→ **What to do**
Transcribe every entry below word for word, but skip the pictures.

→ **Dataset records**
-- START --

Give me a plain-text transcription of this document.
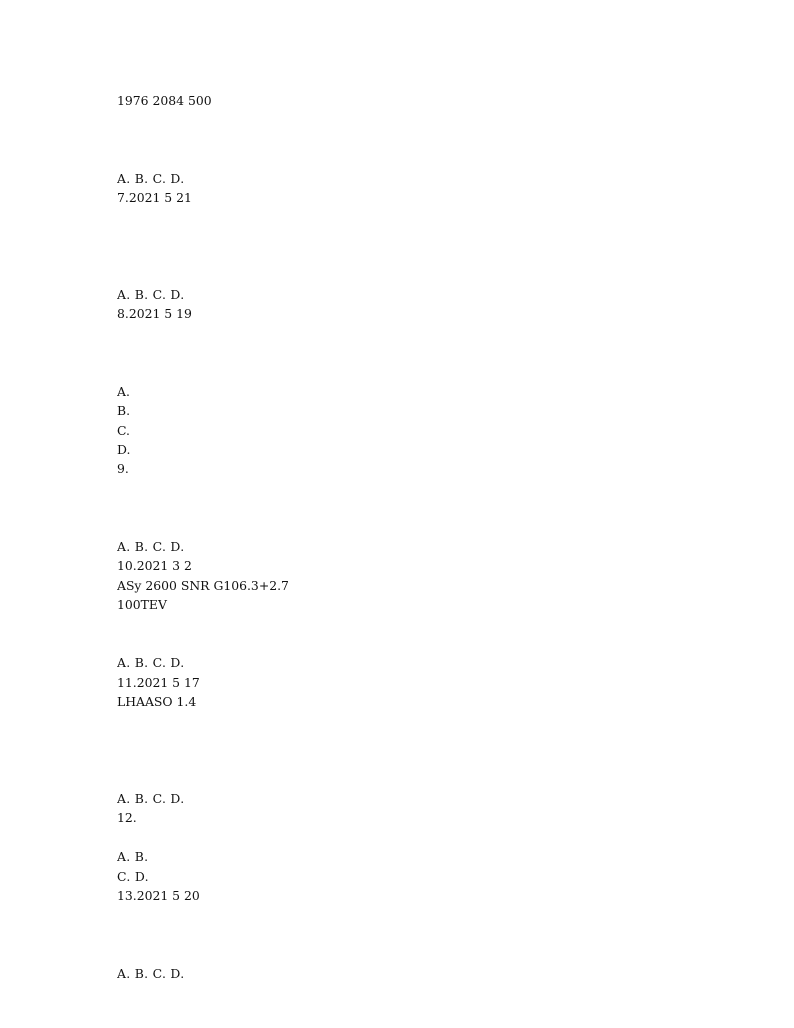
1976 2084 500
A. B. C. D.
7.2021 5 21
A. B. C. D.
8.2021 5 19
A.
B.
C.
D.
9.
A. B. C. D.
10.2021 3 2
ASy 2600 SNR G106.3+2.7
100TEV
A. B. C. D.
11.2021 5 17
LHAASO 1.4
A. B. C. D.
12.
A. B.
C. D.
13.2021 5 20
A. B. C. D.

-- END --

→ **Response below**
Give me a plain-text transcription of this document.
1976 2084 500
A. B. C. D.
7.2021 5 21
A. B. C. D.
8.2021 5 19
A.
B.
C.
D.
9.
A. B. C. D.
10.2021 3 2
ASy 2600 SNR G106.3+2.7
100TEV
A. B. C. D.
11.2021 5 17
LHAASO 1.4
A. B. C. D.
12.
A. B.
C. D.
13.2021 5 20
A. B. C. D.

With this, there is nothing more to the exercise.